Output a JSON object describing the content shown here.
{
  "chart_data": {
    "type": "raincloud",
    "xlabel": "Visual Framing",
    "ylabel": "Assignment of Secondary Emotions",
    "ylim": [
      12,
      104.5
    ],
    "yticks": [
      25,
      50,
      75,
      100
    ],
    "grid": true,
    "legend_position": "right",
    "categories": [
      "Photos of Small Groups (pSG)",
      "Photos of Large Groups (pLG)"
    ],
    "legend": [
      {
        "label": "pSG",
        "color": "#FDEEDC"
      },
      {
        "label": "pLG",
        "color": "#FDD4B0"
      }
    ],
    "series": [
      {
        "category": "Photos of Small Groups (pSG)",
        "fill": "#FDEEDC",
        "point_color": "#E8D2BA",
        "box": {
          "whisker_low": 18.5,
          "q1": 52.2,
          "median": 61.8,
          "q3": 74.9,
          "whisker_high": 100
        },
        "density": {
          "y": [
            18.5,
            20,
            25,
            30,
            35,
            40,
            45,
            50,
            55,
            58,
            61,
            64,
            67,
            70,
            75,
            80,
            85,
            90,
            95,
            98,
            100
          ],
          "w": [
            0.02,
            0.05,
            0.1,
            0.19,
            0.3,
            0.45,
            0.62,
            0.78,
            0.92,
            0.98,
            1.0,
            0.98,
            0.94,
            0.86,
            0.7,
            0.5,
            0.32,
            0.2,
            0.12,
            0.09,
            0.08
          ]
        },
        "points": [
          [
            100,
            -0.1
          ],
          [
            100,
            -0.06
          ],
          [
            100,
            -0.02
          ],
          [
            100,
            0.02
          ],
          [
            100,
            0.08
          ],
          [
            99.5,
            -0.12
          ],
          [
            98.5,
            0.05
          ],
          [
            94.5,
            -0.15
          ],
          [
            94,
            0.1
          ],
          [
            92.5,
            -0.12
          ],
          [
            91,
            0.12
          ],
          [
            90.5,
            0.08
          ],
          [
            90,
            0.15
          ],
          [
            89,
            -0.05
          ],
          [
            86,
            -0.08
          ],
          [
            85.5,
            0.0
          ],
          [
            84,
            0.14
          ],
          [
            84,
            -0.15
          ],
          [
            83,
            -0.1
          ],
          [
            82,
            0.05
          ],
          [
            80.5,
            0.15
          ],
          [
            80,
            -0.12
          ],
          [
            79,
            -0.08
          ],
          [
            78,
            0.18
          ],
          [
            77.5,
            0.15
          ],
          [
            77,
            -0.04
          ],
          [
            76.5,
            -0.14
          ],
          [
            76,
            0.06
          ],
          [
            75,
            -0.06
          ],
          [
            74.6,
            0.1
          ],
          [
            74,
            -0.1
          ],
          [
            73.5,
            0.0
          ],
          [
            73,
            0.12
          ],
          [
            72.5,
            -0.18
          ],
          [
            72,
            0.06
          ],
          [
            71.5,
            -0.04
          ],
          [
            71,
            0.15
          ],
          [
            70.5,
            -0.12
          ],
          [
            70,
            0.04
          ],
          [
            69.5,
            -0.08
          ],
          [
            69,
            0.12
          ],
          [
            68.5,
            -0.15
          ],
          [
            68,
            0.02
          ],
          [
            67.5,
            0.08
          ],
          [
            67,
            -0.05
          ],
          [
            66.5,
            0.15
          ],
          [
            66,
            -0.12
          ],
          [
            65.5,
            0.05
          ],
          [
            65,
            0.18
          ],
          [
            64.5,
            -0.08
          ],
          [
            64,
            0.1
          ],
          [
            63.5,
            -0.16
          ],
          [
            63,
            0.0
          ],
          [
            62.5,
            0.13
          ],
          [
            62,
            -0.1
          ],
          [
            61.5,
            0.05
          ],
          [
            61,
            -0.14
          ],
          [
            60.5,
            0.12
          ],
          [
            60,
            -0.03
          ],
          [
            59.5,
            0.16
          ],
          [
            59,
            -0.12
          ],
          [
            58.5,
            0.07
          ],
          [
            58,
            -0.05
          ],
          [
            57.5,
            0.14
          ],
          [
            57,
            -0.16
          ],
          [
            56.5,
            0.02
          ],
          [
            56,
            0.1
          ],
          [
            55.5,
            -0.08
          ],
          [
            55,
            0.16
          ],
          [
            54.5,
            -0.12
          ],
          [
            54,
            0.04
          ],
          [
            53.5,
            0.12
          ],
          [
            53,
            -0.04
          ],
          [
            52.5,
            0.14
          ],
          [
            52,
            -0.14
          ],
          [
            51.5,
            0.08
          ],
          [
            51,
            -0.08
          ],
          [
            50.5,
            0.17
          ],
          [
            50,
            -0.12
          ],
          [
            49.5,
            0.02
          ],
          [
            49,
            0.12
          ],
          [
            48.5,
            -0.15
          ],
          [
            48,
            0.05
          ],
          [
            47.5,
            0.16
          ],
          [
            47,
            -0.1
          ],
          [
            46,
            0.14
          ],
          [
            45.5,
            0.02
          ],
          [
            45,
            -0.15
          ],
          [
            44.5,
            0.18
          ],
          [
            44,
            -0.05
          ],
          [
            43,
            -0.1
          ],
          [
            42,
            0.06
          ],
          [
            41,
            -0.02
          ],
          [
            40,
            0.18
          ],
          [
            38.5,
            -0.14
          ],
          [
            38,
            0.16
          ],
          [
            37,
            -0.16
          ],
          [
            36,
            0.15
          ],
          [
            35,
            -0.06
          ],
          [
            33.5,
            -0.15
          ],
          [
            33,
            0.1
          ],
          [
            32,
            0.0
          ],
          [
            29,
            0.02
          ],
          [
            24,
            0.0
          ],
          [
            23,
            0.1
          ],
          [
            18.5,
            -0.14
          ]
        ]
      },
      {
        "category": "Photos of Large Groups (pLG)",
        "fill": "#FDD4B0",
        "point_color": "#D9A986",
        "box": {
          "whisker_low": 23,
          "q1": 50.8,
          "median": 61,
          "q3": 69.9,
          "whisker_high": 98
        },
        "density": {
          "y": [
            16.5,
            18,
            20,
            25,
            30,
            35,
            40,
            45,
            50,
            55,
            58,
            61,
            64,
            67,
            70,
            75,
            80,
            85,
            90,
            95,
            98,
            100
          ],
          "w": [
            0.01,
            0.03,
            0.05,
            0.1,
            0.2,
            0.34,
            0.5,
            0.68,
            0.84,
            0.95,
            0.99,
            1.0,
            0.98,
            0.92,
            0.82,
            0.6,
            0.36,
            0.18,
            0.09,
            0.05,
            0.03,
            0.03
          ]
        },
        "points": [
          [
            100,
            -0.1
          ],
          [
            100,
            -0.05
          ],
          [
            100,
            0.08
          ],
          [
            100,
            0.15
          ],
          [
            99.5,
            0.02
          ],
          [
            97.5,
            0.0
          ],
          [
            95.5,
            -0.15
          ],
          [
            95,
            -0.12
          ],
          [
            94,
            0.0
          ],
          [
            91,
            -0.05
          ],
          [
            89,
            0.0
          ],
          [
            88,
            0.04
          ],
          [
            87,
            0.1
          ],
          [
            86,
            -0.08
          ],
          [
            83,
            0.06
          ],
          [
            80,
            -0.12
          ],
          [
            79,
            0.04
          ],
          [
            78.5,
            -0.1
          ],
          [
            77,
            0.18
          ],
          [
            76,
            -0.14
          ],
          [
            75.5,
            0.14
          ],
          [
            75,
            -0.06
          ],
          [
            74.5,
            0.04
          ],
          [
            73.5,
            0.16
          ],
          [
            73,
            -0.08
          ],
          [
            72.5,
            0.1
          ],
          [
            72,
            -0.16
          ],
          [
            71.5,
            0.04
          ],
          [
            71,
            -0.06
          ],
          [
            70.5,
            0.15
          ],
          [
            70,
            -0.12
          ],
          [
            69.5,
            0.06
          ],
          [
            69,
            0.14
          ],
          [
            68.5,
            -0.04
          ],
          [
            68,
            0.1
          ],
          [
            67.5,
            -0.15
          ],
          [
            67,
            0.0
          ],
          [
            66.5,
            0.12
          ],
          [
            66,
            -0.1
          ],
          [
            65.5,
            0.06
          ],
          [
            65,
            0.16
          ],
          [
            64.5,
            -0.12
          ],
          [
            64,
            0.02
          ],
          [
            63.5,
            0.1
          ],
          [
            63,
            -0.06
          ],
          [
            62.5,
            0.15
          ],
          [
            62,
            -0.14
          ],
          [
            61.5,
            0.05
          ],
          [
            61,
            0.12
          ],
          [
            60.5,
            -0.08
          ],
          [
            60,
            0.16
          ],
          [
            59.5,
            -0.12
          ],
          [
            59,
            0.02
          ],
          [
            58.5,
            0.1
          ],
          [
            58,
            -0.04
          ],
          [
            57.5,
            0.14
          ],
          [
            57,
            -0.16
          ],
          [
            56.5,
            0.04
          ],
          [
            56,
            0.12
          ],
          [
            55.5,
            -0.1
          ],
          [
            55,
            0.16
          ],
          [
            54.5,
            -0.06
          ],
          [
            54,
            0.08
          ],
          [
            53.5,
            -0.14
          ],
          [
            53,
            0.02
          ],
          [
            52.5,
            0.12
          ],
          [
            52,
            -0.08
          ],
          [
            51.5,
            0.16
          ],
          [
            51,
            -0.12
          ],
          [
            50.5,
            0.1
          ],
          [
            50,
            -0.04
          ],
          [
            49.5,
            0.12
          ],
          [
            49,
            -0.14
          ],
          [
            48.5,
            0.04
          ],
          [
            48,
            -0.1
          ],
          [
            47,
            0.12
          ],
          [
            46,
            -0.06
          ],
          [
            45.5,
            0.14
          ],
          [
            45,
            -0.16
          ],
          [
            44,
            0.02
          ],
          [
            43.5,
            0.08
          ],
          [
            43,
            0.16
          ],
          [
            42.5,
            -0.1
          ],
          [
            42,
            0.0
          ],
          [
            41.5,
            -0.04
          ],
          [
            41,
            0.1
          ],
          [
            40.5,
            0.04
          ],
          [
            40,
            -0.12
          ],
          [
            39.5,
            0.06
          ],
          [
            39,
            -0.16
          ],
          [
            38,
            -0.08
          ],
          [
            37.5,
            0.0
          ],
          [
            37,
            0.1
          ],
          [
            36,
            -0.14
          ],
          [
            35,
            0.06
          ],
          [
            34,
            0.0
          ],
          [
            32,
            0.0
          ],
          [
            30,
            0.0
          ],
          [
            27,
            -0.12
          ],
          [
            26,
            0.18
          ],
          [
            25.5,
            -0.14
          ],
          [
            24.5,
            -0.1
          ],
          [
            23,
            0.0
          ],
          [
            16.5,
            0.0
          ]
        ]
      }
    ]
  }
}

◆ ◆ ◆ ◆ ◆ ◆ ◆

[SHORT PROBLEM] Pull every line containing "Groups" out of the data above.

[OUTPUT OF THE EXERCISE]
      "Photos of Small Groups (pSG)",
      "Photos of Large Groups (pLG)"
        "category": "Photos of Small Groups (pSG)",
        "category": "Photos of Large Groups (pLG)",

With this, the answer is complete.